(Challenge): Reproduce every entry exactly.

(Data supplied):
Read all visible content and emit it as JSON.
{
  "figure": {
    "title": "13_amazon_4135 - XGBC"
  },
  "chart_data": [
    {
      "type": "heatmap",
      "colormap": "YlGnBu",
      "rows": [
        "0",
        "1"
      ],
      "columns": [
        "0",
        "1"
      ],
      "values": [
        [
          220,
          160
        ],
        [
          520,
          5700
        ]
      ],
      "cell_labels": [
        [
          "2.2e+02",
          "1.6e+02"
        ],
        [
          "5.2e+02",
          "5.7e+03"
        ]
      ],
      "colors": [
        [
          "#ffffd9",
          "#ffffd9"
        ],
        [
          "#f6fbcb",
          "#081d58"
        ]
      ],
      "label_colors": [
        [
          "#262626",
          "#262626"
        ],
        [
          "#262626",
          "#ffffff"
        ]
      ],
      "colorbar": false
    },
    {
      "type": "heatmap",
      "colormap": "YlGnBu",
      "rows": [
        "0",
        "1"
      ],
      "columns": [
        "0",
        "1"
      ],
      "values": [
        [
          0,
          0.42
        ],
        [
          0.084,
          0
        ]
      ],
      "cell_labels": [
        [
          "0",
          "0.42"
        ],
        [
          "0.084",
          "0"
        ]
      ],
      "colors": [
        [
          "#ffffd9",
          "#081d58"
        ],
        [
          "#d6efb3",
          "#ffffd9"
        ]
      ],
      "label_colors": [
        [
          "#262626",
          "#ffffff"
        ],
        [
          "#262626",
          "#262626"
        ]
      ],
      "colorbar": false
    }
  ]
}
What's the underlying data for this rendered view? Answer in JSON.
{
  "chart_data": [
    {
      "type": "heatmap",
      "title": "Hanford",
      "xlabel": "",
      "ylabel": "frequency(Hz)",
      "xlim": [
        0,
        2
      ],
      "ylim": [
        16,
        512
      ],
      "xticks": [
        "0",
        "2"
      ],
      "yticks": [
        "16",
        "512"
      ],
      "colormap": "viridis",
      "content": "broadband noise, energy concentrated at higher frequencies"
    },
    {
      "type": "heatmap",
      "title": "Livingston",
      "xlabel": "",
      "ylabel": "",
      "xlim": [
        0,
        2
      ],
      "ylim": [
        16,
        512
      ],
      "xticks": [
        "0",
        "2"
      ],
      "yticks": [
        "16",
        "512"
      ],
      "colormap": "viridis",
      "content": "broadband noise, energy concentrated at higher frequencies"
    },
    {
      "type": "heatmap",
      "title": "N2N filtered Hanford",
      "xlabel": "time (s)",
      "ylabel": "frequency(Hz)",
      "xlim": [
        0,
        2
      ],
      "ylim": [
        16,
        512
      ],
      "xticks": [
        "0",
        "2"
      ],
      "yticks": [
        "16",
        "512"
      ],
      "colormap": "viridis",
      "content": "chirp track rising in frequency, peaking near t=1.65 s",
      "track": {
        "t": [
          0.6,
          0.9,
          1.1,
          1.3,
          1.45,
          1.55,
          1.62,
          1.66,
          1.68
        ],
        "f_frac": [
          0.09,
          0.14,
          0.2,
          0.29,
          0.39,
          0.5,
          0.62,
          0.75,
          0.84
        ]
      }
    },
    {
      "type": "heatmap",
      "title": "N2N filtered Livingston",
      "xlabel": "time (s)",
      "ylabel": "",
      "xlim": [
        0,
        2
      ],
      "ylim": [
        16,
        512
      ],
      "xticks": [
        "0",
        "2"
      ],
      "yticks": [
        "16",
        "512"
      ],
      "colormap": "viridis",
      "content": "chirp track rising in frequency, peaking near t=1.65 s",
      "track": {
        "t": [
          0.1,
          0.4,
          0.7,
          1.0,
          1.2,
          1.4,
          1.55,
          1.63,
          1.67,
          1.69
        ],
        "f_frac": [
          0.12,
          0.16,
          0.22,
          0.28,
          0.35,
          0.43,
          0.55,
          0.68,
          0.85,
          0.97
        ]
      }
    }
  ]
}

(Exercise solution):
Read all visible content and emit it as JSON.
{
  "figure": {
    "title": "13_amazon_4135 - XGBC"
  },
  "chart_data": [
    {
      "type": "heatmap",
      "colormap": "YlGnBu",
      "rows": [
        "0",
        "1"
      ],
      "columns": [
        "0",
        "1"
      ],
      "values": [
        [
          220,
          160
        ],
        [
          520,
          5700
        ]
      ],
      "cell_labels": [
        [
          "2.2e+02",
          "1.6e+02"
        ],
        [
          "5.2e+02",
          "5.7e+03"
        ]
      ],
      "colors": [
        [
          "#ffffd9",
          "#ffffd9"
        ],
        [
          "#f6fbcb",
          "#081d58"
        ]
      ],
      "label_colors": [
        [
          "#262626",
          "#262626"
        ],
        [
          "#262626",
          "#ffffff"
        ]
      ],
      "colorbar": false
    },
    {
      "type": "heatmap",
      "colormap": "YlGnBu",
      "rows": [
        "0",
        "1"
      ],
      "columns": [
        "0",
        "1"
      ],
      "values": [
        [
          0,
          0.42
        ],
        [
          0.084,
          0
        ]
      ],
      "cell_labels": [
        [
          "0",
          "0.42"
        ],
        [
          "0.084",
          "0"
        ]
      ],
      "colors": [
        [
          "#ffffd9",
          "#081d58"
        ],
        [
          "#d6efb3",
          "#ffffd9"
        ]
      ],
      "label_colors": [
        [
          "#262626",
          "#ffffff"
        ],
        [
          "#262626",
          "#262626"
        ]
      ],
      "colorbar": false
    }
  ]
}
What's the underlying data for this rendered view? Answer in JSON.
{
  "chart_data": [
    {
      "type": "heatmap",
      "title": "Hanford",
      "xlabel": "",
      "ylabel": "frequency(Hz)",
      "xlim": [
        0,
        2
      ],
      "ylim": [
        16,
        512
      ],
      "xticks": [
        "0",
        "2"
      ],
      "yticks": [
        "16",
        "512"
      ],
      "colormap": "viridis",
      "content": "broadband noise, energy concentrated at higher frequencies"
    },
    {
      "type": "heatmap",
      "title": "Livingston",
      "xlabel": "",
      "ylabel": "",
      "xlim": [
        0,
        2
      ],
      "ylim": [
        16,
        512
      ],
      "xticks": [
        "0",
        "2"
      ],
      "yticks": [
        "16",
        "512"
      ],
      "colormap": "viridis",
      "content": "broadband noise, energy concentrated at higher frequencies"
    },
    {
      "type": "heatmap",
      "title": "N2N filtered Hanford",
      "xlabel": "time (s)",
      "ylabel": "frequency(Hz)",
      "xlim": [
        0,
        2
      ],
      "ylim": [
        16,
        512
      ],
      "xticks": [
        "0",
        "2"
      ],
      "yticks": [
        "16",
        "512"
      ],
      "colormap": "viridis",
      "content": "chirp track rising in frequency, peaking near t=1.65 s",
      "track": {
        "t": [
          0.6,
          0.9,
          1.1,
          1.3,
          1.45,
          1.55,
          1.62,
          1.66,
          1.68
        ],
        "f_frac": [
          0.09,
          0.14,
          0.2,
          0.29,
          0.39,
          0.5,
          0.62,
          0.75,
          0.84
        ]
      }
    },
    {
      "type": "heatmap",
      "title": "N2N filtered Livingston",
      "xlabel": "time (s)",
      "ylabel": "",
      "xlim": [
        0,
        2
      ],
      "ylim": [
        16,
        512
      ],
      "xticks": [
        "0",
        "2"
      ],
      "yticks": [
        "16",
        "512"
      ],
      "colormap": "viridis",
      "content": "chirp track rising in frequency, peaking near t=1.65 s",
      "track": {
        "t": [
          0.1,
          0.4,
          0.7,
          1.0,
          1.2,
          1.4,
          1.55,
          1.63,
          1.67,
          1.69
        ],
        "f_frac": [
          0.12,
          0.16,
          0.22,
          0.28,
          0.35,
          0.43,
          0.55,
          0.68,
          0.85,
          0.97
        ]
      }
    }
  ]
}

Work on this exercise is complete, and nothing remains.